WHAT NEEDS TO BE DONE - Show every line where "this" occurs.

Data records:
============

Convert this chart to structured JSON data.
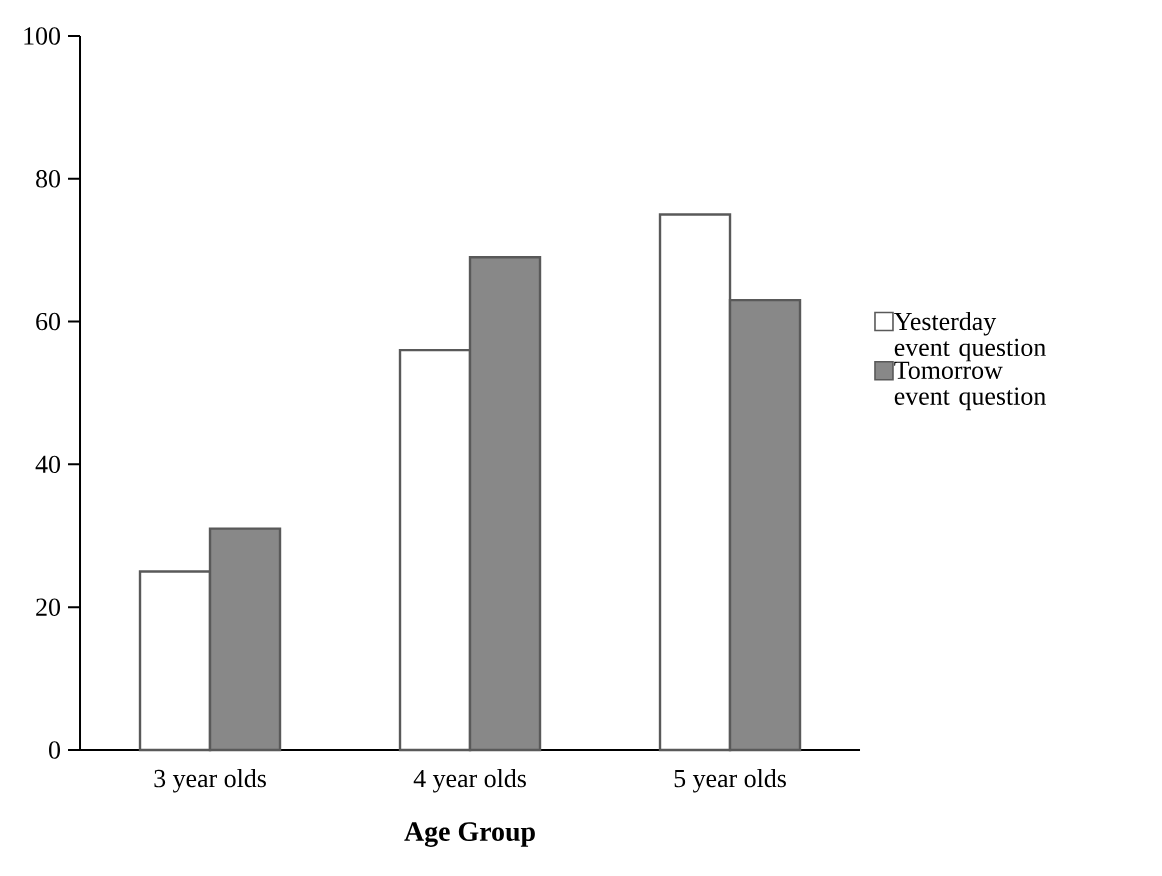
{
  "chart_data": {
    "type": "bar",
    "xlabel": "Age Group",
    "categories": [
      "3 year olds",
      "4 year olds",
      "5 year olds"
    ],
    "series": [
      {
        "name": "Yesterday event question",
        "color": "#ffffff",
        "values": [
          25,
          56,
          75
        ]
      },
      {
        "name": "Tomorrow event question",
        "color": "#888888",
        "values": [
          31,
          69,
          63
        ]
      }
    ],
    "ylim": [
      0,
      100
    ],
    "yticks": [
      0,
      20,
      40,
      60,
      80,
      100
    ],
    "grid": false,
    "legend": "right"
  }
}
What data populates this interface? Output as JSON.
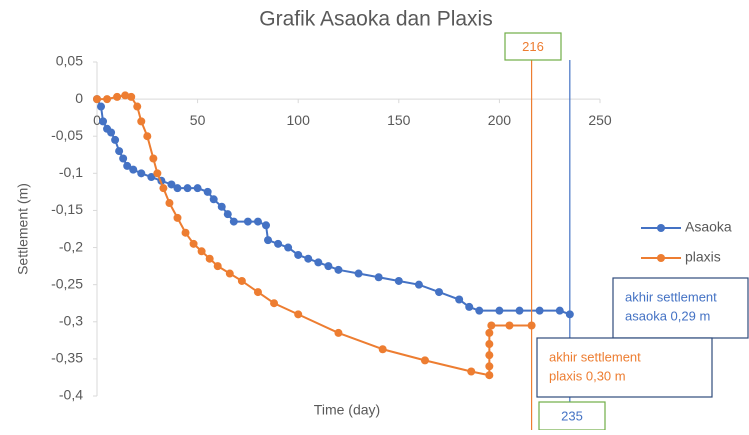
{
  "chart_data": {
    "type": "line",
    "title": "Grafik Asaoka dan Plaxis",
    "xlabel": "Time (day)",
    "ylabel": "Settlement (m)",
    "xlim": [
      0,
      250
    ],
    "xticks": [
      0,
      50,
      100,
      150,
      200,
      250
    ],
    "ylim": [
      -0.4,
      0.05
    ],
    "yticks": [
      {
        "value": 0.05,
        "label": "0,05"
      },
      0,
      {
        "value": -0.05,
        "label": "-0,05"
      },
      {
        "value": -0.1,
        "label": "-0,1"
      },
      {
        "value": -0.15,
        "label": "-0,15"
      },
      {
        "value": -0.2,
        "label": "-0,2"
      },
      {
        "value": -0.25,
        "label": "-0,25"
      },
      {
        "value": -0.3,
        "label": "-0,3"
      },
      {
        "value": -0.35,
        "label": "-0,35"
      },
      {
        "value": -0.4,
        "label": "-0,4"
      }
    ],
    "series": [
      {
        "name": "Asaoka",
        "color": "#4472c4",
        "x": [
          0,
          2,
          3,
          5,
          7,
          9,
          11,
          13,
          15,
          18,
          22,
          27,
          32,
          37,
          40,
          45,
          50,
          55,
          58,
          62,
          65,
          68,
          75,
          80,
          84,
          85,
          90,
          95,
          100,
          105,
          110,
          115,
          120,
          130,
          140,
          150,
          160,
          170,
          180,
          185,
          190,
          200,
          210,
          220,
          230,
          235
        ],
        "values": [
          0,
          -0.01,
          -0.03,
          -0.04,
          -0.045,
          -0.055,
          -0.07,
          -0.08,
          -0.09,
          -0.095,
          -0.1,
          -0.105,
          -0.11,
          -0.115,
          -0.12,
          -0.12,
          -0.12,
          -0.125,
          -0.135,
          -0.145,
          -0.155,
          -0.165,
          -0.165,
          -0.165,
          -0.17,
          -0.19,
          -0.195,
          -0.2,
          -0.21,
          -0.215,
          -0.22,
          -0.225,
          -0.23,
          -0.235,
          -0.24,
          -0.245,
          -0.25,
          -0.26,
          -0.27,
          -0.28,
          -0.285,
          -0.285,
          -0.285,
          -0.285,
          -0.285,
          -0.29
        ]
      },
      {
        "name": "plaxis",
        "color": "#ed7d31",
        "x": [
          0,
          5,
          10,
          14,
          17,
          20,
          22,
          25,
          28,
          30,
          33,
          36,
          40,
          44,
          48,
          52,
          56,
          60,
          66,
          72,
          80,
          88,
          100,
          120,
          142,
          163,
          186,
          195,
          195,
          195,
          195,
          195,
          196,
          205,
          216
        ],
        "values": [
          0,
          0,
          0.003,
          0.005,
          0.003,
          -0.01,
          -0.03,
          -0.05,
          -0.08,
          -0.1,
          -0.12,
          -0.14,
          -0.16,
          -0.18,
          -0.195,
          -0.205,
          -0.215,
          -0.225,
          -0.235,
          -0.245,
          -0.26,
          -0.275,
          -0.29,
          -0.315,
          -0.337,
          -0.352,
          -0.367,
          -0.372,
          -0.36,
          -0.345,
          -0.33,
          -0.315,
          -0.305,
          -0.305,
          -0.305
        ]
      }
    ],
    "vlines": [
      {
        "x": 216,
        "label": "216",
        "color": "#ed7d31"
      },
      {
        "x": 235,
        "label": "235",
        "color": "#4472c4"
      }
    ],
    "notes": [
      {
        "lines": [
          "akhir settlement",
          "asaoka 0,29 m"
        ],
        "color": "#4472c4"
      },
      {
        "lines": [
          "akhir settlement",
          "plaxis 0,30 m"
        ],
        "color": "#ed7d31"
      }
    ]
  }
}
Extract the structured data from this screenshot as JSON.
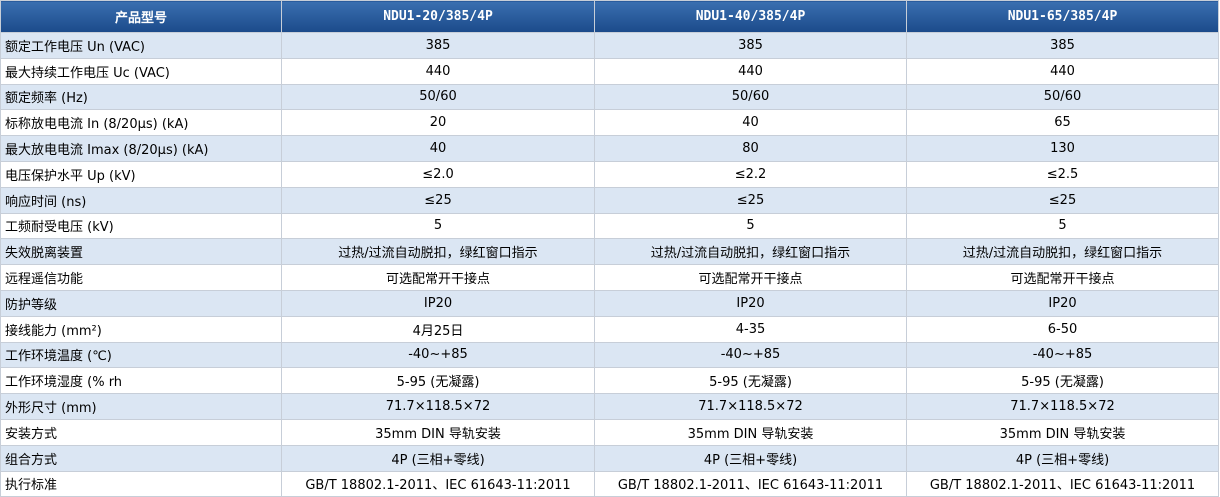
{
  "table": {
    "header": [
      "产品型号",
      "NDU1-20/385/4P",
      "NDU1-40/385/4P",
      "NDU1-65/385/4P"
    ],
    "rows": [
      [
        "额定工作电压 Un (VAC)",
        "385",
        "385",
        "385"
      ],
      [
        "最大持续工作电压 Uc (VAC)",
        "440",
        "440",
        "440"
      ],
      [
        "额定频率 (Hz)",
        "50/60",
        "50/60",
        "50/60"
      ],
      [
        "标称放电电流 In (8/20μs) (kA)",
        "20",
        "40",
        "65"
      ],
      [
        "最大放电电流 Imax (8/20μs) (kA)",
        "40",
        "80",
        "130"
      ],
      [
        "电压保护水平 Up (kV)",
        "≤2.0",
        "≤2.2",
        "≤2.5"
      ],
      [
        "响应时间 (ns)",
        "≤25",
        "≤25",
        "≤25"
      ],
      [
        "工频耐受电压 (kV)",
        "5",
        "5",
        "5"
      ],
      [
        "失效脱离装置",
        "过热/过流自动脱扣，绿红窗口指示",
        "过热/过流自动脱扣，绿红窗口指示",
        "过热/过流自动脱扣，绿红窗口指示"
      ],
      [
        "远程遥信功能",
        "可选配常开干接点",
        "可选配常开干接点",
        "可选配常开干接点"
      ],
      [
        "防护等级",
        "IP20",
        "IP20",
        "IP20"
      ],
      [
        "接线能力 (mm²)",
        "4月25日",
        "4-35",
        "6-50"
      ],
      [
        "工作环境温度 (℃)",
        "-40~+85",
        "-40~+85",
        "-40~+85"
      ],
      [
        "工作环境湿度 (% rh",
        "5-95 (无凝露)",
        "5-95 (无凝露)",
        "5-95 (无凝露)"
      ],
      [
        "外形尺寸 (mm)",
        "71.7×118.5×72",
        "71.7×118.5×72",
        "71.7×118.5×72"
      ],
      [
        "安装方式",
        "35mm DIN 导轨安装",
        "35mm DIN 导轨安装",
        "35mm DIN 导轨安装"
      ],
      [
        "组合方式",
        "4P (三相+零线)",
        "4P (三相+零线)",
        "4P (三相+零线)"
      ],
      [
        "执行标准",
        "GB/T 18802.1-2011、IEC 61643-11:2011",
        "GB/T 18802.1-2011、IEC 61643-11:2011",
        "GB/T 18802.1-2011、IEC 61643-11:2011"
      ]
    ]
  }
}
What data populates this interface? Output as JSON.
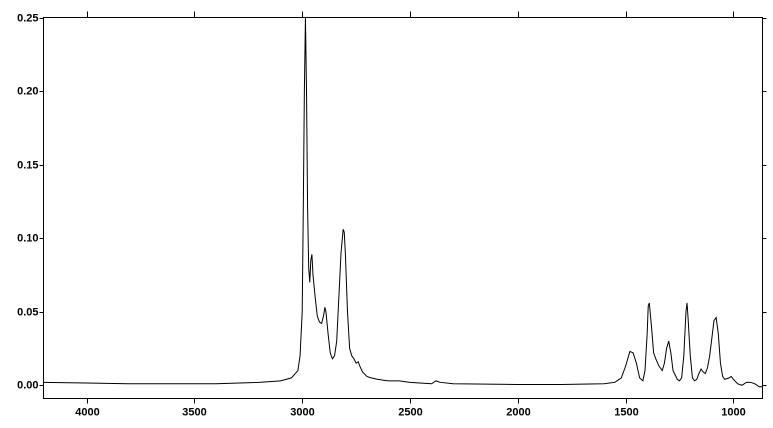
{
  "chart_data": {
    "type": "line",
    "xlim": [
      4200,
      865
    ],
    "xticks": [
      4000,
      3500,
      3000,
      2500,
      2000,
      1500,
      1000
    ],
    "ylim": [
      -0.009,
      0.25
    ],
    "yticks": [
      {
        "value": 0,
        "label": "0.00"
      },
      0.05,
      {
        "value": 0.1,
        "label": "0.10"
      },
      0.15,
      {
        "value": 0.2,
        "label": "0.20"
      },
      0.25
    ],
    "grid": false,
    "series": [
      {
        "color": "#000000",
        "x": [
          4200,
          4000,
          3800,
          3600,
          3400,
          3200,
          3100,
          3050,
          3020,
          3010,
          3000,
          2995,
          2990,
          2985,
          2980,
          2975,
          2970,
          2965,
          2960,
          2955,
          2950,
          2940,
          2930,
          2920,
          2910,
          2900,
          2895,
          2890,
          2880,
          2870,
          2860,
          2850,
          2840,
          2830,
          2820,
          2810,
          2805,
          2800,
          2790,
          2780,
          2770,
          2760,
          2750,
          2740,
          2730,
          2720,
          2700,
          2680,
          2650,
          2600,
          2550,
          2500,
          2400,
          2380,
          2360,
          2300,
          2000,
          1800,
          1600,
          1550,
          1520,
          1500,
          1480,
          1465,
          1450,
          1435,
          1420,
          1410,
          1400,
          1395,
          1390,
          1380,
          1370,
          1360,
          1345,
          1330,
          1320,
          1310,
          1300,
          1290,
          1280,
          1260,
          1250,
          1240,
          1230,
          1220,
          1215,
          1210,
          1200,
          1190,
          1180,
          1170,
          1160,
          1150,
          1140,
          1130,
          1120,
          1110,
          1100,
          1090,
          1080,
          1070,
          1060,
          1050,
          1040,
          1020,
          1010,
          1000,
          980,
          960,
          940,
          920,
          900,
          880,
          865
        ],
        "values": [
          0.002,
          0.0015,
          0.001,
          0.001,
          0.001,
          0.002,
          0.003,
          0.005,
          0.01,
          0.02,
          0.05,
          0.12,
          0.2,
          0.25,
          0.2,
          0.12,
          0.08,
          0.07,
          0.085,
          0.089,
          0.075,
          0.06,
          0.047,
          0.043,
          0.042,
          0.048,
          0.053,
          0.05,
          0.035,
          0.022,
          0.018,
          0.02,
          0.03,
          0.06,
          0.09,
          0.106,
          0.104,
          0.09,
          0.05,
          0.025,
          0.02,
          0.018,
          0.015,
          0.016,
          0.012,
          0.009,
          0.006,
          0.005,
          0.004,
          0.003,
          0.003,
          0.002,
          0.001,
          0.003,
          0.002,
          0.001,
          0.0005,
          0.0005,
          0.001,
          0.002,
          0.005,
          0.013,
          0.023,
          0.022,
          0.015,
          0.005,
          0.003,
          0.01,
          0.035,
          0.054,
          0.056,
          0.04,
          0.022,
          0.018,
          0.013,
          0.01,
          0.015,
          0.025,
          0.03,
          0.022,
          0.01,
          0.004,
          0.003,
          0.005,
          0.02,
          0.05,
          0.056,
          0.045,
          0.02,
          0.005,
          0.003,
          0.004,
          0.008,
          0.011,
          0.009,
          0.008,
          0.012,
          0.02,
          0.032,
          0.044,
          0.046,
          0.035,
          0.015,
          0.006,
          0.004,
          0.005,
          0.006,
          0.004,
          0.001,
          0,
          0.002,
          0.002,
          0.001,
          -0.001,
          -0.001
        ]
      }
    ]
  }
}
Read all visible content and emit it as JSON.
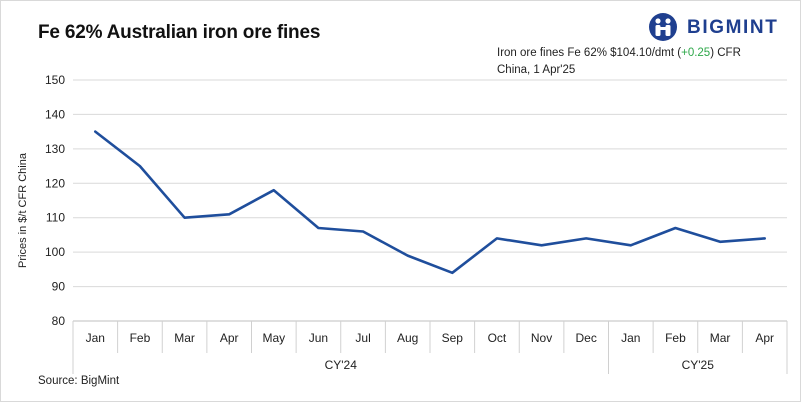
{
  "title": "Fe 62% Australian iron ore fines",
  "brand": {
    "name": "BIGMINT",
    "color": "#1f3f8f"
  },
  "annotation": {
    "prefix": "Iron ore fines Fe 62% $104.10/dmt (",
    "change": "+0.25",
    "suffix": ") CFR China, 1 Apr'25",
    "change_color": "#2ea84a"
  },
  "source": "Source: BigMint",
  "chart_data": {
    "type": "line",
    "title": "Fe 62% Australian iron ore fines",
    "ylabel": "Prices in $/t CFR China",
    "xlabel": "",
    "categories": [
      "Jan",
      "Feb",
      "Mar",
      "Apr",
      "May",
      "Jun",
      "Jul",
      "Aug",
      "Sep",
      "Oct",
      "Nov",
      "Dec",
      "Jan",
      "Feb",
      "Mar",
      "Apr"
    ],
    "groups": [
      {
        "label": "CY'24",
        "count": 12
      },
      {
        "label": "CY'25",
        "count": 4
      }
    ],
    "series": [
      {
        "color": "#1f4e9c",
        "values": [
          135,
          125,
          110,
          111,
          118,
          107,
          106,
          99,
          94,
          104,
          102,
          104,
          102,
          107,
          103,
          104
        ]
      }
    ],
    "ylim": [
      80,
      150
    ],
    "yticks": [
      80,
      90,
      100,
      110,
      120,
      130,
      140,
      150
    ],
    "grid": true,
    "legend": "none"
  }
}
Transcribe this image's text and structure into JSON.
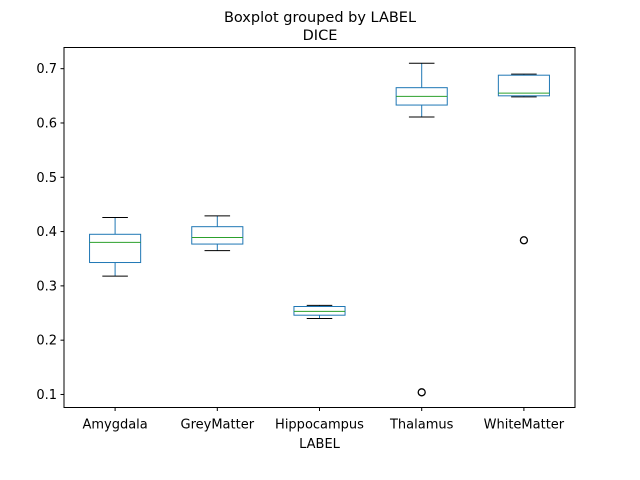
{
  "chart_data": {
    "type": "boxplot",
    "suptitle": "Boxplot grouped by LABEL",
    "title": "DICE",
    "xlabel": "LABEL",
    "ylabel": "",
    "ylim": [
      0.076,
      0.739
    ],
    "yticks": [
      "0.1",
      "0.2",
      "0.3",
      "0.4",
      "0.5",
      "0.6",
      "0.7"
    ],
    "grid": false,
    "colors": {
      "box": "#1f77b4",
      "median": "#2ca02c",
      "whisker": "#1f77b4",
      "cap": "#000000",
      "flier": "#000000"
    },
    "categories": [
      "Amygdala",
      "GreyMatter",
      "Hippocampus",
      "Thalamus",
      "WhiteMatter"
    ],
    "boxes": [
      {
        "label": "Amygdala",
        "whislo": 0.318,
        "q1": 0.343,
        "med": 0.38,
        "q3": 0.395,
        "whishi": 0.426,
        "fliers": []
      },
      {
        "label": "GreyMatter",
        "whislo": 0.365,
        "q1": 0.377,
        "med": 0.389,
        "q3": 0.409,
        "whishi": 0.429,
        "fliers": []
      },
      {
        "label": "Hippocampus",
        "whislo": 0.24,
        "q1": 0.246,
        "med": 0.253,
        "q3": 0.262,
        "whishi": 0.264,
        "fliers": []
      },
      {
        "label": "Thalamus",
        "whislo": 0.611,
        "q1": 0.633,
        "med": 0.649,
        "q3": 0.665,
        "whishi": 0.71,
        "fliers": [
          0.104
        ]
      },
      {
        "label": "WhiteMatter",
        "whislo": 0.648,
        "q1": 0.65,
        "med": 0.655,
        "q3": 0.688,
        "whishi": 0.69,
        "fliers": [
          0.384
        ]
      }
    ]
  }
}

============

EXPECTED OUTPUT -
Convert this chart to structured JSON data.
What data populates this interface? Output as JSON.
Extract the structured data from this screenshot as JSON.
What data populates this interface? Output as JSON.
Transcribe this image's text and structure into JSON.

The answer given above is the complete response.